___ Exercise material ___

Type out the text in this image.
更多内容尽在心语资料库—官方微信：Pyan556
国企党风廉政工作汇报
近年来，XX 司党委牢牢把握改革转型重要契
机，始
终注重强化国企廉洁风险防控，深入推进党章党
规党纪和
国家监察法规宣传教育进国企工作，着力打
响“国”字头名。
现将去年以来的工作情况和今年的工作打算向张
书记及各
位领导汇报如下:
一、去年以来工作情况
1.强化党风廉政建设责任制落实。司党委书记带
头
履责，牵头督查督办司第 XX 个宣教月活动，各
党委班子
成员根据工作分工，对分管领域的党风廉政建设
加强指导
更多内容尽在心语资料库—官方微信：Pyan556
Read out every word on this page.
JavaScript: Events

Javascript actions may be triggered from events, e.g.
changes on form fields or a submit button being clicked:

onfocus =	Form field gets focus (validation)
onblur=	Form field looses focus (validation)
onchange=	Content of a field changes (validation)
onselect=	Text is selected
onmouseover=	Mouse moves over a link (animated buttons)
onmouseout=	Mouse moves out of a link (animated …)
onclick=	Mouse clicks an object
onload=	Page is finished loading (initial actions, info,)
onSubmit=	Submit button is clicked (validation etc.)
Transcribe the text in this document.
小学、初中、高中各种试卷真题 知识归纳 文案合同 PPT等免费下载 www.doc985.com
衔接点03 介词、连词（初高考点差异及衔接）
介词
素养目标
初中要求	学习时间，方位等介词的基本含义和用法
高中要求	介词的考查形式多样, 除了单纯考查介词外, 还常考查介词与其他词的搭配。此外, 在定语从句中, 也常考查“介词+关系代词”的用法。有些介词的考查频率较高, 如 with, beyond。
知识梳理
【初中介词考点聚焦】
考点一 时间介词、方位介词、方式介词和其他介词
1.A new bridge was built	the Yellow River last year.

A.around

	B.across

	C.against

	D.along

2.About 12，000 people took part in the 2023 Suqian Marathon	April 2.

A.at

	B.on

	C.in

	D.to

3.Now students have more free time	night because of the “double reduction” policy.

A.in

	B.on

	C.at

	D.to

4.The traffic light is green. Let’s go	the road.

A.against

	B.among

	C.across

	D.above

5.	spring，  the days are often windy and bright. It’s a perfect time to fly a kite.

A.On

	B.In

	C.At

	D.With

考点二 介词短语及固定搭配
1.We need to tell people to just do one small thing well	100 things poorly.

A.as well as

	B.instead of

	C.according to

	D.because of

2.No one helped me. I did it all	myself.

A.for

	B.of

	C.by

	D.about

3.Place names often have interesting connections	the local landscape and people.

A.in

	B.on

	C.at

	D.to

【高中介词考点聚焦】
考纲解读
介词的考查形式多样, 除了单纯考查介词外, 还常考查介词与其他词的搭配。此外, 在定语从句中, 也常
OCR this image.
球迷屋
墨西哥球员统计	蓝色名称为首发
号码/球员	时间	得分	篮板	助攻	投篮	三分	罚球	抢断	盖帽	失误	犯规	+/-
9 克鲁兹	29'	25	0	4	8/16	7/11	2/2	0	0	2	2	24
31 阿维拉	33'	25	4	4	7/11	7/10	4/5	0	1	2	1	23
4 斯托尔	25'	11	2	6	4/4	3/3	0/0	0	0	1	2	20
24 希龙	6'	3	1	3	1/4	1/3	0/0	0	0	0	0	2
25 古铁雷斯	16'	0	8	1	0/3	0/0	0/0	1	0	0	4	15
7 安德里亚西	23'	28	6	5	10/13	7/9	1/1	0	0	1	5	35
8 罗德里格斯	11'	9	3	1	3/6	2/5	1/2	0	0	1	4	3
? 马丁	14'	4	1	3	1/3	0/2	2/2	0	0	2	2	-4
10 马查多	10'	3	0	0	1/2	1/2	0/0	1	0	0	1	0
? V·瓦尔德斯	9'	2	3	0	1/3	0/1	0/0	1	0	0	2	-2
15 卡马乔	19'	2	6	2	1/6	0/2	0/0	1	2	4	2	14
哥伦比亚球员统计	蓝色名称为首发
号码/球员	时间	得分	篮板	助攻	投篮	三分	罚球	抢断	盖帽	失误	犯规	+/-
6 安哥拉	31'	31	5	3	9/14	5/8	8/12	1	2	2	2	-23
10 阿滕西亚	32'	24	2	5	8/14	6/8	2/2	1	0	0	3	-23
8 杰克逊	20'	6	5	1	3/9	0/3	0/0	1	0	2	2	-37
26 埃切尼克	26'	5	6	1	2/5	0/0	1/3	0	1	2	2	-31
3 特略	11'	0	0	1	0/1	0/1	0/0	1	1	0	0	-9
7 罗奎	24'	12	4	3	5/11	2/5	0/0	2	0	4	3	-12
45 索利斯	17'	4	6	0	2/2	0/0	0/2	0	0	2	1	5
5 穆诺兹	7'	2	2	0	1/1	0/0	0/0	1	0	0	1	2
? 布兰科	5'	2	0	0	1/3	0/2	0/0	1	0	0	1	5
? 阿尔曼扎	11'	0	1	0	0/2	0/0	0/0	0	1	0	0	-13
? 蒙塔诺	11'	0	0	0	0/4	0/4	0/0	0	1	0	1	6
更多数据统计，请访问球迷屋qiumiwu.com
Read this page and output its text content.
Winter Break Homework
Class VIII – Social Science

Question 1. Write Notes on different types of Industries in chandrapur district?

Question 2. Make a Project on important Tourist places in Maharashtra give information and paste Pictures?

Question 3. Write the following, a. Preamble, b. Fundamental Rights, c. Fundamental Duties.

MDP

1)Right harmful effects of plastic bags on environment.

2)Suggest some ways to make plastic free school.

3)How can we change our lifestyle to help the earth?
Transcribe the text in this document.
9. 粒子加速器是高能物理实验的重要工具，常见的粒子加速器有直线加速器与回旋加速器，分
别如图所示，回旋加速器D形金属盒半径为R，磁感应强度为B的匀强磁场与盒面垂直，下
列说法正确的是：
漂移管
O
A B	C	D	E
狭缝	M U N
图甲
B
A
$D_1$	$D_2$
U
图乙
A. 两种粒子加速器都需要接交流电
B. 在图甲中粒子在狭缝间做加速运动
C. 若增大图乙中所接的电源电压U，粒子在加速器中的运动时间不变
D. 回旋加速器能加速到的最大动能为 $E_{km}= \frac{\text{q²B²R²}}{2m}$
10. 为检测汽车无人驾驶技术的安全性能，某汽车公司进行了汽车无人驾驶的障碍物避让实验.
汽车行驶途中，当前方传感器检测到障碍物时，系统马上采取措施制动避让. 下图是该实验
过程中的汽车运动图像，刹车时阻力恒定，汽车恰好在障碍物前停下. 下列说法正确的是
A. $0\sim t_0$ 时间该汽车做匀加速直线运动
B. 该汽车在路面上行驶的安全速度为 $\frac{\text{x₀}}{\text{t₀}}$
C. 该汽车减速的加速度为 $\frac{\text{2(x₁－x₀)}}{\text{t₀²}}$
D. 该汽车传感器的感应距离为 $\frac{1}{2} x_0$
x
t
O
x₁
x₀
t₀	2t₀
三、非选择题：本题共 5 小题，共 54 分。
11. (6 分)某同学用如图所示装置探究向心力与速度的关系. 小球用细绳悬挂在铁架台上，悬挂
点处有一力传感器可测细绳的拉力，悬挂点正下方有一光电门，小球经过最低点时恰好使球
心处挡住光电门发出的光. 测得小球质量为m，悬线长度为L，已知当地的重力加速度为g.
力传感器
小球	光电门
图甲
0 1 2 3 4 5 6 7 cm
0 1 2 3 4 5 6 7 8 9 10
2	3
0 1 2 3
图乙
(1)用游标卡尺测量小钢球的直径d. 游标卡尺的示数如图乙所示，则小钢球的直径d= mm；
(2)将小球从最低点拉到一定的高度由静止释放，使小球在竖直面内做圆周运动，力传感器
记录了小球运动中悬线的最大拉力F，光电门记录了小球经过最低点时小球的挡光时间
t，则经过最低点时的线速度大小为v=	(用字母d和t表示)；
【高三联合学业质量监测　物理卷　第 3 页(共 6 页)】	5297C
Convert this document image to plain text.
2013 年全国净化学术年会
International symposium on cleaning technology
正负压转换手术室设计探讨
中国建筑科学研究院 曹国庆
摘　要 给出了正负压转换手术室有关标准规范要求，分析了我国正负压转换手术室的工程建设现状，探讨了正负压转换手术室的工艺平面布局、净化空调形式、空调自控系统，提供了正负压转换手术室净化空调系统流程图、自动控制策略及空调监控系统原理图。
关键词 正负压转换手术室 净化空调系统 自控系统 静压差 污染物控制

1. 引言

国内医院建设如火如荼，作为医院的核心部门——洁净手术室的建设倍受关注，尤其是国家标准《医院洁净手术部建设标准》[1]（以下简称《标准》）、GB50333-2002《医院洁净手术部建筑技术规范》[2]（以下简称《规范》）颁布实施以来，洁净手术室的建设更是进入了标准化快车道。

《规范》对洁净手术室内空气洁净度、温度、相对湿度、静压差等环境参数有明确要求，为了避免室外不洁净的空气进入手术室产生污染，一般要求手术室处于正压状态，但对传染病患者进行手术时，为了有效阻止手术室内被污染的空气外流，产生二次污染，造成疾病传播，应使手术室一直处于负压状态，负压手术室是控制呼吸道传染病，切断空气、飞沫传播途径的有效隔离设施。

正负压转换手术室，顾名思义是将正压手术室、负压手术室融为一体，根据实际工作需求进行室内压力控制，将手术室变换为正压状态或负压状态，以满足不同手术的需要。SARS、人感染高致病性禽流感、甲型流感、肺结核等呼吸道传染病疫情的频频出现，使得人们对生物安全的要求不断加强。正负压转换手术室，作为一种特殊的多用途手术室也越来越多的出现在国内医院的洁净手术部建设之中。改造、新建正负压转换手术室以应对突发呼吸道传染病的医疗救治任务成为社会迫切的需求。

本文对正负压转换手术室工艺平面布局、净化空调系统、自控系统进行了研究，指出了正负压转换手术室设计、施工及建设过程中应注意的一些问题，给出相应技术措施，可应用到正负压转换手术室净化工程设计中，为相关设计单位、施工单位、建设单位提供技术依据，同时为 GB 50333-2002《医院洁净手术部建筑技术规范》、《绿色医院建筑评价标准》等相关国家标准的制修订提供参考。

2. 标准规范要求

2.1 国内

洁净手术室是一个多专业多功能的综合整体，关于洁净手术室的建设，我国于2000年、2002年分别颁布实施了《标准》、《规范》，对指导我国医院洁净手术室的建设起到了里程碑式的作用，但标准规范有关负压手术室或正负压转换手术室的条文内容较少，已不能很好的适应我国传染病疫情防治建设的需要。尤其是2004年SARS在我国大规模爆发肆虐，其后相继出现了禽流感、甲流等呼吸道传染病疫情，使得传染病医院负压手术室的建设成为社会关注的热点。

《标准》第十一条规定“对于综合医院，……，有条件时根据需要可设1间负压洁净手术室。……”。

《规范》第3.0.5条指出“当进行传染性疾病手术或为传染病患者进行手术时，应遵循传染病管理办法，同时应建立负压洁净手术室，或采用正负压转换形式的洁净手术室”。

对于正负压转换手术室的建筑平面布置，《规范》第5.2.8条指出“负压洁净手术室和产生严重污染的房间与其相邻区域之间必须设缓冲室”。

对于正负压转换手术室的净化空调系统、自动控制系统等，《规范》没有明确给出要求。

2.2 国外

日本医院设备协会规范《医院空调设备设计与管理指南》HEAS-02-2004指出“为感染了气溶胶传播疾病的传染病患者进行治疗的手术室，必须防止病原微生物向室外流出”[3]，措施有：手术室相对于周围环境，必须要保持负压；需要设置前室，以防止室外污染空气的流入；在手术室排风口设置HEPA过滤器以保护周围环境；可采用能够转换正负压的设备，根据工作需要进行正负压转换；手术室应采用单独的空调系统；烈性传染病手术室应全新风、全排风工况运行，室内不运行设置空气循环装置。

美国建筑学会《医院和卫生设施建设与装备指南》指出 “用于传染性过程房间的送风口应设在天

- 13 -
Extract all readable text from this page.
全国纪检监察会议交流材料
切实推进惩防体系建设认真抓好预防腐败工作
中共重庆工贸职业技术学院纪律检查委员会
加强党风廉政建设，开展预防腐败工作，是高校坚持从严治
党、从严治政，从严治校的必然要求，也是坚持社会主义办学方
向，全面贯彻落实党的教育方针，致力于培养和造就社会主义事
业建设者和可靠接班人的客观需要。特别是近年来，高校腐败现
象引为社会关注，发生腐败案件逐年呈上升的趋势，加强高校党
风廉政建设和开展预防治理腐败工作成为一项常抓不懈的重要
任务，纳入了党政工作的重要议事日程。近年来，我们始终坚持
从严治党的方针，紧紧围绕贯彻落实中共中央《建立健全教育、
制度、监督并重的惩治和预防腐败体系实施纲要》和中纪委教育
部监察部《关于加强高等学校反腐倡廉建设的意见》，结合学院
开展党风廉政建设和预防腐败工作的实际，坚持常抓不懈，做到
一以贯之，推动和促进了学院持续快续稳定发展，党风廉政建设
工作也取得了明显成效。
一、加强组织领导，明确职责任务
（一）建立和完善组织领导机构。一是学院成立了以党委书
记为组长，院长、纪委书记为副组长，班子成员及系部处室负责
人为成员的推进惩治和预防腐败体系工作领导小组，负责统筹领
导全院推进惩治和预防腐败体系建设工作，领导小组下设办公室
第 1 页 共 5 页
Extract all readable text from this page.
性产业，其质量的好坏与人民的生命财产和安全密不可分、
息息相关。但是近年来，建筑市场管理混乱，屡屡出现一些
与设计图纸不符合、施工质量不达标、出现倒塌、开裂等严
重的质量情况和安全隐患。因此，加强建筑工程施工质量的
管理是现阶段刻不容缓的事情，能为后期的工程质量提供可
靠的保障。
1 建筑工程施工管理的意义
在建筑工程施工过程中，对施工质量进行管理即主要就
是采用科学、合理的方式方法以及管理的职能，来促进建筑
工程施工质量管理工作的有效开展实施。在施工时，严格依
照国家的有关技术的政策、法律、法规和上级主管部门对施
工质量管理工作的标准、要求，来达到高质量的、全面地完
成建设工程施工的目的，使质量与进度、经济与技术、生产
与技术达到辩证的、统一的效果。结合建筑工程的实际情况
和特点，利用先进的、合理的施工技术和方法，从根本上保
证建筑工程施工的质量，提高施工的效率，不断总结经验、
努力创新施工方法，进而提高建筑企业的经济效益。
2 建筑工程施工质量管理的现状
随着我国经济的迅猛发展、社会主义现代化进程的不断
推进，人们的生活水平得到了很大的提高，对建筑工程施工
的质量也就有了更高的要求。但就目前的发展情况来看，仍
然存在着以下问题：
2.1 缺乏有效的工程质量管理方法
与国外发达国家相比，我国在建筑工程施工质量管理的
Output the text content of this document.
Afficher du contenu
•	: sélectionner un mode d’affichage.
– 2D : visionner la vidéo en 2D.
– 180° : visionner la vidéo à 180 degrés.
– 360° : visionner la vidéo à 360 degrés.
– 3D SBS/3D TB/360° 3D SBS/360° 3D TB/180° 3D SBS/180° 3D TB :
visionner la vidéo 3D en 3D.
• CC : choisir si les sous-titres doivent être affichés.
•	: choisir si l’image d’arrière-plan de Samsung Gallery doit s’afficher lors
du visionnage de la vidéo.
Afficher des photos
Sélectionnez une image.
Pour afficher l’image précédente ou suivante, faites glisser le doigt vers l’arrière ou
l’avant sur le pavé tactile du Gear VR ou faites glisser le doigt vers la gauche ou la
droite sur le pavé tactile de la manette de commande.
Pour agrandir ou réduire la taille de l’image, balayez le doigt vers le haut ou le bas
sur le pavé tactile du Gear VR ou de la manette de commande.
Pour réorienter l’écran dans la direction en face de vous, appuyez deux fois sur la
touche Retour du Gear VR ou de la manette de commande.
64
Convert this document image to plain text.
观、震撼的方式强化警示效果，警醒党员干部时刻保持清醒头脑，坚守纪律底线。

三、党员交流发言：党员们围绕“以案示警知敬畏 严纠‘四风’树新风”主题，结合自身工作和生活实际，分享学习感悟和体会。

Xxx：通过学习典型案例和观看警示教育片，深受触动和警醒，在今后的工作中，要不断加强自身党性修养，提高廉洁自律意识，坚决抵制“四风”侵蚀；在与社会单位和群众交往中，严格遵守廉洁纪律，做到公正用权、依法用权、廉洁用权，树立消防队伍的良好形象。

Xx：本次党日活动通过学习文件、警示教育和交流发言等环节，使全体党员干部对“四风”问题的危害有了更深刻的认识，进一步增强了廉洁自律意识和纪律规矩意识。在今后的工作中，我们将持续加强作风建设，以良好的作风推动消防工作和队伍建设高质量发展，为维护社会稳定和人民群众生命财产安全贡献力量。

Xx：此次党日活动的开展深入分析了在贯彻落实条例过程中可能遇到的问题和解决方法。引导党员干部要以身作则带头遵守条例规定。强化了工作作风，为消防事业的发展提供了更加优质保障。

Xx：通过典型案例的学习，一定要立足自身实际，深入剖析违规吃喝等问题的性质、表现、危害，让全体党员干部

___

Tally the lines of the records holding the word "arrière", then give only the resulting number.

- Final result -
2